Return a copy of each line that holds the string "octobre".

━━━ Record list

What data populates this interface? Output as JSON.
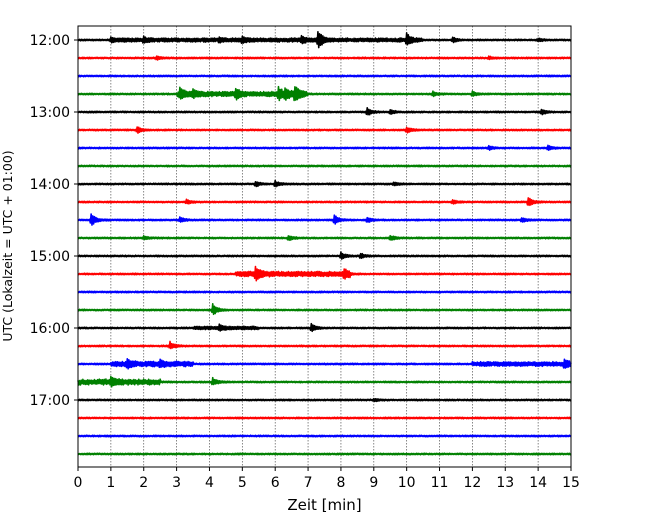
{
  "chart_data": {
    "type": "line",
    "xlabel": "Zeit  [min]",
    "ylabel": "UTC (Lokalzeit = UTC + 01:00)",
    "xlim": [
      0,
      15
    ],
    "x_ticks": [
      0,
      1,
      2,
      3,
      4,
      5,
      6,
      7,
      8,
      9,
      10,
      11,
      12,
      13,
      14,
      15
    ],
    "x_grid": true,
    "y_tick_labels": [
      "12:00",
      "13:00",
      "14:00",
      "15:00",
      "16:00",
      "17:00"
    ],
    "trace_start_time": "12:00",
    "trace_interval_min": 15,
    "trace_count": 24,
    "trace_colors": [
      "#000000",
      "#ff0000",
      "#0000ff",
      "#008000"
    ],
    "events": [
      {
        "trace": 0,
        "t": 1.0,
        "amp": 0.2
      },
      {
        "trace": 0,
        "t": 2.0,
        "amp": 0.25
      },
      {
        "trace": 0,
        "t": 4.3,
        "amp": 0.25
      },
      {
        "trace": 0,
        "t": 5.0,
        "amp": 0.3
      },
      {
        "trace": 0,
        "t": 6.8,
        "amp": 0.3
      },
      {
        "trace": 0,
        "t": 7.3,
        "amp": 1.0
      },
      {
        "trace": 0,
        "t": 10.0,
        "amp": 0.6
      },
      {
        "trace": 0,
        "t": 11.4,
        "amp": 0.3
      },
      {
        "trace": 0,
        "t": 14.0,
        "amp": 0.2
      },
      {
        "trace": 1,
        "t": 2.4,
        "amp": 0.2
      },
      {
        "trace": 1,
        "t": 12.5,
        "amp": 0.15
      },
      {
        "trace": 3,
        "t": 3.1,
        "amp": 0.6
      },
      {
        "trace": 3,
        "t": 3.5,
        "amp": 0.4
      },
      {
        "trace": 3,
        "t": 4.8,
        "amp": 0.55
      },
      {
        "trace": 3,
        "t": 6.1,
        "amp": 0.7
      },
      {
        "trace": 3,
        "t": 6.3,
        "amp": 0.55
      },
      {
        "trace": 3,
        "t": 6.6,
        "amp": 0.85
      },
      {
        "trace": 3,
        "t": 10.8,
        "amp": 0.25
      },
      {
        "trace": 3,
        "t": 12.0,
        "amp": 0.25
      },
      {
        "trace": 4,
        "t": 8.8,
        "amp": 0.45
      },
      {
        "trace": 4,
        "t": 9.5,
        "amp": 0.25
      },
      {
        "trace": 4,
        "t": 14.1,
        "amp": 0.3
      },
      {
        "trace": 5,
        "t": 1.8,
        "amp": 0.35
      },
      {
        "trace": 5,
        "t": 10.0,
        "amp": 0.35
      },
      {
        "trace": 6,
        "t": 12.5,
        "amp": 0.2
      },
      {
        "trace": 6,
        "t": 14.3,
        "amp": 0.25
      },
      {
        "trace": 8,
        "t": 5.4,
        "amp": 0.3
      },
      {
        "trace": 8,
        "t": 6.0,
        "amp": 0.35
      },
      {
        "trace": 8,
        "t": 9.6,
        "amp": 0.2
      },
      {
        "trace": 9,
        "t": 3.3,
        "amp": 0.25
      },
      {
        "trace": 9,
        "t": 11.4,
        "amp": 0.25
      },
      {
        "trace": 9,
        "t": 13.7,
        "amp": 0.55
      },
      {
        "trace": 10,
        "t": 0.4,
        "amp": 0.75
      },
      {
        "trace": 10,
        "t": 3.1,
        "amp": 0.3
      },
      {
        "trace": 10,
        "t": 7.8,
        "amp": 0.55
      },
      {
        "trace": 10,
        "t": 8.8,
        "amp": 0.3
      },
      {
        "trace": 10,
        "t": 13.5,
        "amp": 0.25
      },
      {
        "trace": 11,
        "t": 2.0,
        "amp": 0.2
      },
      {
        "trace": 11,
        "t": 6.4,
        "amp": 0.3
      },
      {
        "trace": 11,
        "t": 9.5,
        "amp": 0.3
      },
      {
        "trace": 12,
        "t": 8.0,
        "amp": 0.4
      },
      {
        "trace": 12,
        "t": 8.6,
        "amp": 0.3
      },
      {
        "trace": 13,
        "t": 5.4,
        "amp": 0.75
      },
      {
        "trace": 13,
        "t": 8.1,
        "amp": 0.5
      },
      {
        "trace": 15,
        "t": 4.1,
        "amp": 0.65
      },
      {
        "trace": 16,
        "t": 4.3,
        "amp": 0.3
      },
      {
        "trace": 16,
        "t": 7.1,
        "amp": 0.5
      },
      {
        "trace": 17,
        "t": 2.8,
        "amp": 0.45
      },
      {
        "trace": 18,
        "t": 1.5,
        "amp": 0.4
      },
      {
        "trace": 18,
        "t": 2.5,
        "amp": 0.3
      },
      {
        "trace": 18,
        "t": 14.8,
        "amp": 0.4
      },
      {
        "trace": 19,
        "t": 1.0,
        "amp": 0.45
      },
      {
        "trace": 19,
        "t": 4.1,
        "amp": 0.45
      },
      {
        "trace": 20,
        "t": 9.0,
        "amp": 0.15
      }
    ],
    "bursts": [
      {
        "trace": 0,
        "t0": 1.0,
        "t1": 10.5,
        "amp": 0.15
      },
      {
        "trace": 3,
        "t0": 3.0,
        "t1": 7.0,
        "amp": 0.2
      },
      {
        "trace": 13,
        "t0": 4.8,
        "t1": 8.3,
        "amp": 0.22
      },
      {
        "trace": 18,
        "t0": 1.0,
        "t1": 3.5,
        "amp": 0.22
      },
      {
        "trace": 18,
        "t0": 12.0,
        "t1": 15.0,
        "amp": 0.18
      },
      {
        "trace": 19,
        "t0": 0.0,
        "t1": 2.5,
        "amp": 0.25
      },
      {
        "trace": 16,
        "t0": 3.5,
        "t1": 5.5,
        "amp": 0.12
      }
    ]
  }
}
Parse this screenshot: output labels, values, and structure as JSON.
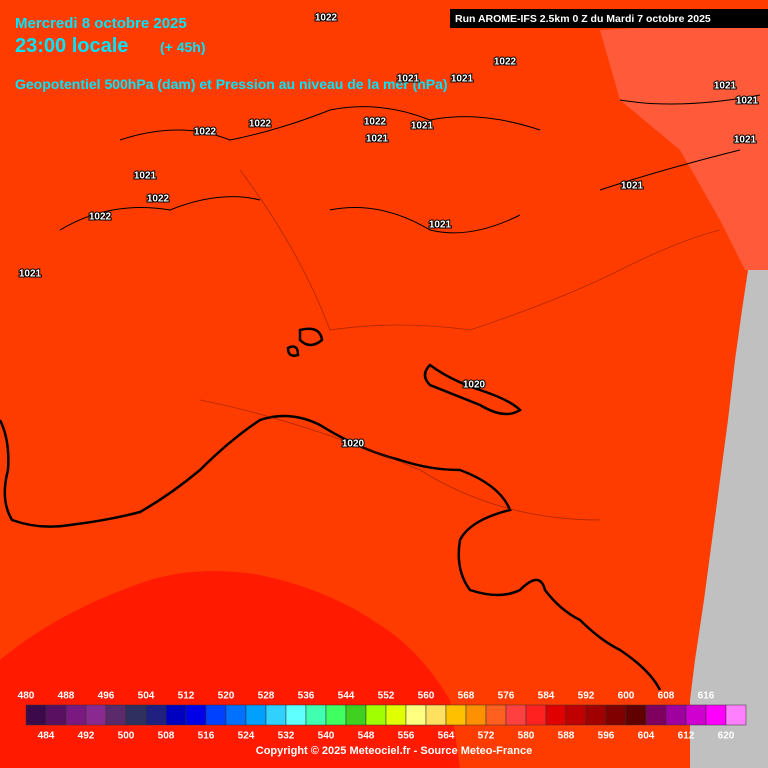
{
  "header": {
    "date": "Mercredi 8 octobre 2025",
    "time": "23:00 locale",
    "lead": "(+ 45h)",
    "field": "Geopotentiel 500hPa (dam) et Pression au niveau de la mer (hPa)",
    "run": "Run AROME-IFS 2.5km 0 Z du Mardi 7 octobre 2025"
  },
  "isobar_labels": [
    "1022",
    "1022",
    "1021",
    "1021",
    "1021",
    "1021",
    "1022",
    "1022",
    "1022",
    "1021",
    "1021",
    "1021",
    "1021",
    "1022",
    "1021",
    "1022",
    "1021",
    "1021",
    "1020",
    "1020"
  ],
  "legend": {
    "top_labels": [
      "480",
      "488",
      "496",
      "504",
      "512",
      "520",
      "528",
      "536",
      "544",
      "552",
      "560",
      "568",
      "576",
      "584",
      "592",
      "600",
      "608",
      "616"
    ],
    "bottom_labels": [
      "484",
      "492",
      "500",
      "508",
      "516",
      "524",
      "532",
      "540",
      "548",
      "556",
      "564",
      "572",
      "580",
      "588",
      "596",
      "604",
      "612",
      "620"
    ],
    "colors": [
      "#3c0a4a",
      "#5a1060",
      "#7a1a80",
      "#8a2a90",
      "#5a2a6a",
      "#303060",
      "#202080",
      "#0000c0",
      "#0000e8",
      "#0040ff",
      "#0070ff",
      "#00a0ff",
      "#30d0ff",
      "#60ffff",
      "#40ffb0",
      "#40ff60",
      "#40d020",
      "#a0ff00",
      "#e0ff00",
      "#ffff80",
      "#ffe060",
      "#ffc000",
      "#ff9000",
      "#ff6020",
      "#ff4040",
      "#ff2020",
      "#e00000",
      "#c00000",
      "#a00000",
      "#800000",
      "#600000",
      "#800060",
      "#a000a0",
      "#d000d0",
      "#ff00ff",
      "#ff80ff"
    ]
  },
  "footer": {
    "copyright": "Copyright © 2025 Meteociel.fr - Source Meteo-France"
  }
}
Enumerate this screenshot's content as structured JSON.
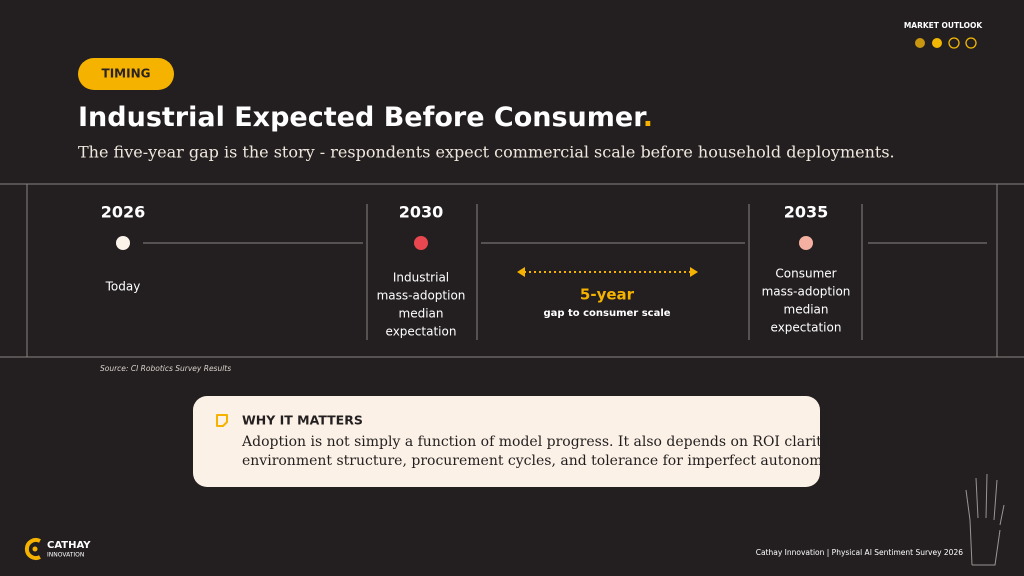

━━━━━━

Problem solution >>
    "date": "Mercredi 8 octobre 2025",
    "run": "Run AROME-IFS 2.5km 0 Z du Mardi 7 octobre 2025"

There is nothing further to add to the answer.